··· MATERIAL SHOWN

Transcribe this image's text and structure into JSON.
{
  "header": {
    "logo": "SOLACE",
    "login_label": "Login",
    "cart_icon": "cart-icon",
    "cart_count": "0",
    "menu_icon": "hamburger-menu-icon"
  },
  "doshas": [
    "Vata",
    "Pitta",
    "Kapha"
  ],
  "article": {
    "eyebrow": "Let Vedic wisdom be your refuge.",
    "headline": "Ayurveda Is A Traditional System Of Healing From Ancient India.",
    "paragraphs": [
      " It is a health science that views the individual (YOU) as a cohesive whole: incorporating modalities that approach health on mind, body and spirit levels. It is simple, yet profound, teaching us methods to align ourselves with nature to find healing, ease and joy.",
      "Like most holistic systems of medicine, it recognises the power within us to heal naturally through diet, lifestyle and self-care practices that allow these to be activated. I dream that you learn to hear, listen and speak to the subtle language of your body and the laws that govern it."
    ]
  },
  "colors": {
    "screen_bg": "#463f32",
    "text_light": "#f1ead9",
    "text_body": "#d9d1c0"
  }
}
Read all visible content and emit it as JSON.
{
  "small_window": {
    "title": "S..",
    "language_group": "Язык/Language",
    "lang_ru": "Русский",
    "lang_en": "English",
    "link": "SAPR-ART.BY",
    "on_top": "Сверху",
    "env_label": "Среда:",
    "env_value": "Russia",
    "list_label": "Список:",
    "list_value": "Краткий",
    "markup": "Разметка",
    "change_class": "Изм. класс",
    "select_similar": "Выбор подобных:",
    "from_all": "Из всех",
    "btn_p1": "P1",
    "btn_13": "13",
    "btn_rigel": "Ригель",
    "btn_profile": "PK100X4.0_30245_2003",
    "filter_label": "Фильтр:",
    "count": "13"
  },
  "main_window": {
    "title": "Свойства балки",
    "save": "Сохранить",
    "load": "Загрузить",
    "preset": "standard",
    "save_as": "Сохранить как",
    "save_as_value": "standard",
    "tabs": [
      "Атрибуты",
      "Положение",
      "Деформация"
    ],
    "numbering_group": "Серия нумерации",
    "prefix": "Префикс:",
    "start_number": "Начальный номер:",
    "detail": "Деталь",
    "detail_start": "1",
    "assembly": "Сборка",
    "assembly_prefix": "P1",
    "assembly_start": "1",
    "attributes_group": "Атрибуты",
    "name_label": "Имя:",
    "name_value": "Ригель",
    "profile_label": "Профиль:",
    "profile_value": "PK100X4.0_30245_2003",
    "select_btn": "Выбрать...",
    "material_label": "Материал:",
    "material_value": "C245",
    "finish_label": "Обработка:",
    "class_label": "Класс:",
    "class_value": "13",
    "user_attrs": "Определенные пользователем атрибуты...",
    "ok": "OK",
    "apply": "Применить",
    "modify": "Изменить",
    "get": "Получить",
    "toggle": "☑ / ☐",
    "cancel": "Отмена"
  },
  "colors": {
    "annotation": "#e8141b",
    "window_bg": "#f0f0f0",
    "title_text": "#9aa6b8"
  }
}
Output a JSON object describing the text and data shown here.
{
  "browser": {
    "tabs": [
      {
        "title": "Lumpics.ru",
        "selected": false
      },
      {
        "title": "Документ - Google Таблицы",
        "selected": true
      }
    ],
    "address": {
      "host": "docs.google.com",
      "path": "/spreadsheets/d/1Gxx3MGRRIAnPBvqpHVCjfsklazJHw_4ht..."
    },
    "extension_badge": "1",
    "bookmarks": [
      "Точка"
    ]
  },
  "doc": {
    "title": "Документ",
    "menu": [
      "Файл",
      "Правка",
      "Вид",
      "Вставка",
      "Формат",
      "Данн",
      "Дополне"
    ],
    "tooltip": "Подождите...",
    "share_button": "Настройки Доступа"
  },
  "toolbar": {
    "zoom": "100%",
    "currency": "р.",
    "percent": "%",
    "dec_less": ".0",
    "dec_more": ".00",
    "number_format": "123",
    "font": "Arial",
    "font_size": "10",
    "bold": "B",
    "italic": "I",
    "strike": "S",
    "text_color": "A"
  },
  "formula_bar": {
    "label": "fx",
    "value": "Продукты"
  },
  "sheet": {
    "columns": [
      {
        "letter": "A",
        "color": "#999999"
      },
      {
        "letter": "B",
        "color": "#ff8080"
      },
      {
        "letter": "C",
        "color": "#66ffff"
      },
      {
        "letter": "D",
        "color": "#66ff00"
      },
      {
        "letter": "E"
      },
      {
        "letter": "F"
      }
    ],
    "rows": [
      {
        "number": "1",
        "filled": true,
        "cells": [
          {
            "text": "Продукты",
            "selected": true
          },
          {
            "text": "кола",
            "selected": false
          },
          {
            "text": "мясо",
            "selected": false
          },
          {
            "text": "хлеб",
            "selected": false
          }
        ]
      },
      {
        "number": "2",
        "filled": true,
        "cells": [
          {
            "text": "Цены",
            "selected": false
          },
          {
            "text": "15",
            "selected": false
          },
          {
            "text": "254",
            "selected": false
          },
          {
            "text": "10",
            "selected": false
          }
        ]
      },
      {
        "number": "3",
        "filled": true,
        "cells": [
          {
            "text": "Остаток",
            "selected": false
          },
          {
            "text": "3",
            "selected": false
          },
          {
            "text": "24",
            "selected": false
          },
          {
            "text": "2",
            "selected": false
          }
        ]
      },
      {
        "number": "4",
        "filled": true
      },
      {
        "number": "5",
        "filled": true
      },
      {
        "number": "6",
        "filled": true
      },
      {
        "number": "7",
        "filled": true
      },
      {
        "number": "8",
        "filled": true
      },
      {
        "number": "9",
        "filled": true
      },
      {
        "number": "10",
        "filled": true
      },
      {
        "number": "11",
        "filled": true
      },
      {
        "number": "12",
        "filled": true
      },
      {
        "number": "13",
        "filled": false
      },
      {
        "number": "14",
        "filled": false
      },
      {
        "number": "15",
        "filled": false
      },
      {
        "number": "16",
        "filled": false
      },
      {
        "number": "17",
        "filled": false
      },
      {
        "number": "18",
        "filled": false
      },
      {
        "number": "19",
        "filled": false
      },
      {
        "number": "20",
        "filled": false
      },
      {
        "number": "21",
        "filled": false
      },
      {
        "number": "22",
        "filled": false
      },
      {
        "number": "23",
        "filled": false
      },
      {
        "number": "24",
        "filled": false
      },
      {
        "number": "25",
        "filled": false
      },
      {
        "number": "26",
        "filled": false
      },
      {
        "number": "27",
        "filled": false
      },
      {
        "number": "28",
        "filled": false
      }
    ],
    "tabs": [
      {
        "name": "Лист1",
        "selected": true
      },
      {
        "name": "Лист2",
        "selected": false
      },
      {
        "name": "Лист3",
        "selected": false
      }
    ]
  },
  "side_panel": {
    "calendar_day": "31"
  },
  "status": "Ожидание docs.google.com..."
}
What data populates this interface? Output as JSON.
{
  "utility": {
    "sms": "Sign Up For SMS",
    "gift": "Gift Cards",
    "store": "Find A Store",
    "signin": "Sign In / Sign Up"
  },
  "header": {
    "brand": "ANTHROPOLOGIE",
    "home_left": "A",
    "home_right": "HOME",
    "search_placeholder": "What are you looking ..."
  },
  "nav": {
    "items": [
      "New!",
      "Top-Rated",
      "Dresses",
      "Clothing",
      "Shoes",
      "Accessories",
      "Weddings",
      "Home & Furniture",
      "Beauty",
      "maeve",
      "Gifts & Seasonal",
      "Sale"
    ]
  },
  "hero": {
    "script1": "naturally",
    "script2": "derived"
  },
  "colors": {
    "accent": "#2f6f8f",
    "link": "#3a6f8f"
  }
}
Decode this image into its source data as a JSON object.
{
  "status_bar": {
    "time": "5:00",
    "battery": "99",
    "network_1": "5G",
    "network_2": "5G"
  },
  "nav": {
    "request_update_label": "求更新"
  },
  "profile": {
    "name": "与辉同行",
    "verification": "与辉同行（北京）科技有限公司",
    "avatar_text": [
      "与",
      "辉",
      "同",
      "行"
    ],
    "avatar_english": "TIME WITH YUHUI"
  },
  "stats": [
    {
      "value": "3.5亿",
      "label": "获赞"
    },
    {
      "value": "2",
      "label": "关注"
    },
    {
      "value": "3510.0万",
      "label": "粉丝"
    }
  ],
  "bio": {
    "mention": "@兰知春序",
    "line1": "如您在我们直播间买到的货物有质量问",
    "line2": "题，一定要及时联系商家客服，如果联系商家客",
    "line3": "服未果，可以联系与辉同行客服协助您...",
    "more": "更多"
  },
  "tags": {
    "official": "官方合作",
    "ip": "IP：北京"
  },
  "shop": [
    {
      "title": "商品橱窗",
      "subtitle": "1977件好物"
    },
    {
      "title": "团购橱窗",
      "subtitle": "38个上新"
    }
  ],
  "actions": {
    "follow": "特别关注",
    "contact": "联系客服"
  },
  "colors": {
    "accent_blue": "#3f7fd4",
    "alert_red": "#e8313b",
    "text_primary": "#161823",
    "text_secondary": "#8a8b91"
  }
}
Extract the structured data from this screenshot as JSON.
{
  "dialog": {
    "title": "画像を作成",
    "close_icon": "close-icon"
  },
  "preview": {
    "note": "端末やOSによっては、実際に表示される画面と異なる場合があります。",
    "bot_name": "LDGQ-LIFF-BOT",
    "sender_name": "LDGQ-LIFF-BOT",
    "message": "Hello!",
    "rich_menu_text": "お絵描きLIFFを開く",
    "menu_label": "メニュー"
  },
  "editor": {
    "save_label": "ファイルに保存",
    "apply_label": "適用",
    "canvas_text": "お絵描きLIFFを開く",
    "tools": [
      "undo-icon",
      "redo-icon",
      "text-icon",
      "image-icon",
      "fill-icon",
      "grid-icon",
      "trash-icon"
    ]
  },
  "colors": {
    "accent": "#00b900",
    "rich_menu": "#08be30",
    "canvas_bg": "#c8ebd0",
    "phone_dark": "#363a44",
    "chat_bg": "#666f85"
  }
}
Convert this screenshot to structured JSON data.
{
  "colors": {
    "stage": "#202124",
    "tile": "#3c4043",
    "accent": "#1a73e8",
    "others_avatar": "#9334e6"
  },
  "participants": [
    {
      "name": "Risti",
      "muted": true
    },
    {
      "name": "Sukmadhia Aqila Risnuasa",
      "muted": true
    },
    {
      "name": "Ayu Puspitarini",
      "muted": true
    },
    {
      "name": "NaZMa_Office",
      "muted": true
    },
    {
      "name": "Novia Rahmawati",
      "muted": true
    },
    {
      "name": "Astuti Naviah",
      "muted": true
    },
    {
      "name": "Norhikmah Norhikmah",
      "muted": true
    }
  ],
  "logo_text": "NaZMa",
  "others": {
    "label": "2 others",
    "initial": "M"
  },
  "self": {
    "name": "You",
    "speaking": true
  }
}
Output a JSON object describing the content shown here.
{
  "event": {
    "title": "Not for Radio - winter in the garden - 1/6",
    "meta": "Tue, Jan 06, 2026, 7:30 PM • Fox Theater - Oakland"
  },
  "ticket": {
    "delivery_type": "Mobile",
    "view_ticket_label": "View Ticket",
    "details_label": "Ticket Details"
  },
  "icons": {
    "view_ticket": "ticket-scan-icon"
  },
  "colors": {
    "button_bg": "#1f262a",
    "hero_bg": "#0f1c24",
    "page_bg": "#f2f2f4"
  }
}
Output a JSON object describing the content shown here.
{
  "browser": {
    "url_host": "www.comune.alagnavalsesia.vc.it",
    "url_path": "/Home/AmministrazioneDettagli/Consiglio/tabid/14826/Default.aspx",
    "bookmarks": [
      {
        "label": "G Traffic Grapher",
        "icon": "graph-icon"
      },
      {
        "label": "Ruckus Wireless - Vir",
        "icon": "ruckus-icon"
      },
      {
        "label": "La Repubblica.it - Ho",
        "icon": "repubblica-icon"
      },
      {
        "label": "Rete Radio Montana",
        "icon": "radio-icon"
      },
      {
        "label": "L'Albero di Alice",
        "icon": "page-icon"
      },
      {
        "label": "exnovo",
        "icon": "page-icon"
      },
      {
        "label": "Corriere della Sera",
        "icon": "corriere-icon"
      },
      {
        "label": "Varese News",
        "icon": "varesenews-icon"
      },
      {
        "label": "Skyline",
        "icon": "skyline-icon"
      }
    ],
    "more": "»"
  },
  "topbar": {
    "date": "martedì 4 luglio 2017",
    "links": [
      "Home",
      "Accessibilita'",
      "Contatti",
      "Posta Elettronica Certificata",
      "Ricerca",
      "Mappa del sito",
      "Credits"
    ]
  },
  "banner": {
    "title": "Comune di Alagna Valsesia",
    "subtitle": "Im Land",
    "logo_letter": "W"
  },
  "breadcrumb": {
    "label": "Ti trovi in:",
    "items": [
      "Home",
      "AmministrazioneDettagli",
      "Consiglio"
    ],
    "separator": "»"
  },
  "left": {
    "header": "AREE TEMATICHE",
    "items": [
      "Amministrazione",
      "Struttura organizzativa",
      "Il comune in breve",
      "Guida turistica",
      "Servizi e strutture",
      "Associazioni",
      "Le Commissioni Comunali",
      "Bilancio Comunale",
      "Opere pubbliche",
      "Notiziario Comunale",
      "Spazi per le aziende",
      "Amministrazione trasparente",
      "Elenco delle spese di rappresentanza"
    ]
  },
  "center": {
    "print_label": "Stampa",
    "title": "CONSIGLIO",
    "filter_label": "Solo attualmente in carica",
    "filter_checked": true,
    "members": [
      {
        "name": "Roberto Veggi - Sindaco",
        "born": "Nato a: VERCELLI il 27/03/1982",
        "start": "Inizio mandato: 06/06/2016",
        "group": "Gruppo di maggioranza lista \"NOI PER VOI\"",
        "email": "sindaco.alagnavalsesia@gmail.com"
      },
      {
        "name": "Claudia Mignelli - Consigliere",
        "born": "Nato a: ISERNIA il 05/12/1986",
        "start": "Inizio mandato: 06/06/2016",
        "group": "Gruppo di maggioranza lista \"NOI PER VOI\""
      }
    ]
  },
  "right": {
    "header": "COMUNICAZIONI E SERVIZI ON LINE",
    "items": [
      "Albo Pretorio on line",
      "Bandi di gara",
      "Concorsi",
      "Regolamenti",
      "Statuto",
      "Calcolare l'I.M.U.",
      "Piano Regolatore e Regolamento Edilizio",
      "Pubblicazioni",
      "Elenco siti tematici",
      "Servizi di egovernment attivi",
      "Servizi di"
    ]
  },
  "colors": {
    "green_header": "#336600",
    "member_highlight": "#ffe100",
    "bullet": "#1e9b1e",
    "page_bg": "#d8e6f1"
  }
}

······

TASK BRIEF: In the records above, find each line holding "screenshot" and copy it.

WRITTEN SOLUTION:
Extract the structured data from this screenshot as JSON.
Convert this screenshot to structured JSON data.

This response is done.